• [What the task asks]:
Copy every line, leaving nothing out and adding nothing.

════

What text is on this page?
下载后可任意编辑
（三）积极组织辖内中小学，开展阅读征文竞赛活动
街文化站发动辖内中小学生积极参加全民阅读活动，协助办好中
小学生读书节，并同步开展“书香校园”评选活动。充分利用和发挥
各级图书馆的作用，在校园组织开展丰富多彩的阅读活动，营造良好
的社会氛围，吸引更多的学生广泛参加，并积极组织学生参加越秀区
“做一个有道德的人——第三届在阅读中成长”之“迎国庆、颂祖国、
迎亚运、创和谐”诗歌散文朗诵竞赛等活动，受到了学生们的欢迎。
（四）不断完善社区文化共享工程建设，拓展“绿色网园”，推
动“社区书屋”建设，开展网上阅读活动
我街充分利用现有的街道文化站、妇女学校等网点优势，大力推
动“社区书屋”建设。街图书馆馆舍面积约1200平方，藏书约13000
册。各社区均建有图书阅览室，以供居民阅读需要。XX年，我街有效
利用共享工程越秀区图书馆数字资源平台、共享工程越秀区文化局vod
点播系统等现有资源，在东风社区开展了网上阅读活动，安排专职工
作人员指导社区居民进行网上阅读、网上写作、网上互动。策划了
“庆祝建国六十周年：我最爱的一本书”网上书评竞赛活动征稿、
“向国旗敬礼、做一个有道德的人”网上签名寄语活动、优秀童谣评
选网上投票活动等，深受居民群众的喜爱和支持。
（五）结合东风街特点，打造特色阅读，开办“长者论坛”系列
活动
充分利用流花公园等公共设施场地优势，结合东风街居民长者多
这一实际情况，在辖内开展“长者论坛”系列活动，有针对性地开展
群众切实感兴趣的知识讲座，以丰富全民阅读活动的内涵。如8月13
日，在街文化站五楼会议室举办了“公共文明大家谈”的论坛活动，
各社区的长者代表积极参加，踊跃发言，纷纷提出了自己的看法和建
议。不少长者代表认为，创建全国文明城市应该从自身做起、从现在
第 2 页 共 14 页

════

• [Task output]:
What text is on this page?
下载后可任意编辑
（三）积极组织辖内中小学，开展阅读征文竞赛活动
街文化站发动辖内中小学生积极参加全民阅读活动，协助办好中
小学生读书节，并同步开展“书香校园”评选活动。充分利用和发挥
各级图书馆的作用，在校园组织开展丰富多彩的阅读活动，营造良好
的社会氛围，吸引更多的学生广泛参加，并积极组织学生参加越秀区
“做一个有道德的人——第三届在阅读中成长”之“迎国庆、颂祖国、
迎亚运、创和谐”诗歌散文朗诵竞赛等活动，受到了学生们的欢迎。
（四）不断完善社区文化共享工程建设，拓展“绿色网园”，推
动“社区书屋”建设，开展网上阅读活动
我街充分利用现有的街道文化站、妇女学校等网点优势，大力推
动“社区书屋”建设。街图书馆馆舍面积约1200平方，藏书约13000
册。各社区均建有图书阅览室，以供居民阅读需要。XX年，我街有效
利用共享工程越秀区图书馆数字资源平台、共享工程越秀区文化局vod
点播系统等现有资源，在东风社区开展了网上阅读活动，安排专职工
作人员指导社区居民进行网上阅读、网上写作、网上互动。策划了
“庆祝建国六十周年：我最爱的一本书”网上书评竞赛活动征稿、
“向国旗敬礼、做一个有道德的人”网上签名寄语活动、优秀童谣评
选网上投票活动等，深受居民群众的喜爱和支持。
（五）结合东风街特点，打造特色阅读，开办“长者论坛”系列
活动
充分利用流花公园等公共设施场地优势，结合东风街居民长者多
这一实际情况，在辖内开展“长者论坛”系列活动，有针对性地开展
群众切实感兴趣的知识讲座，以丰富全民阅读活动的内涵。如8月13
日，在街文化站五楼会议室举办了“公共文明大家谈”的论坛活动，
各社区的长者代表积极参加，踊跃发言，纷纷提出了自己的看法和建
议。不少长者代表认为，创建全国文明城市应该从自身做起、从现在
第 2 页 共 14 页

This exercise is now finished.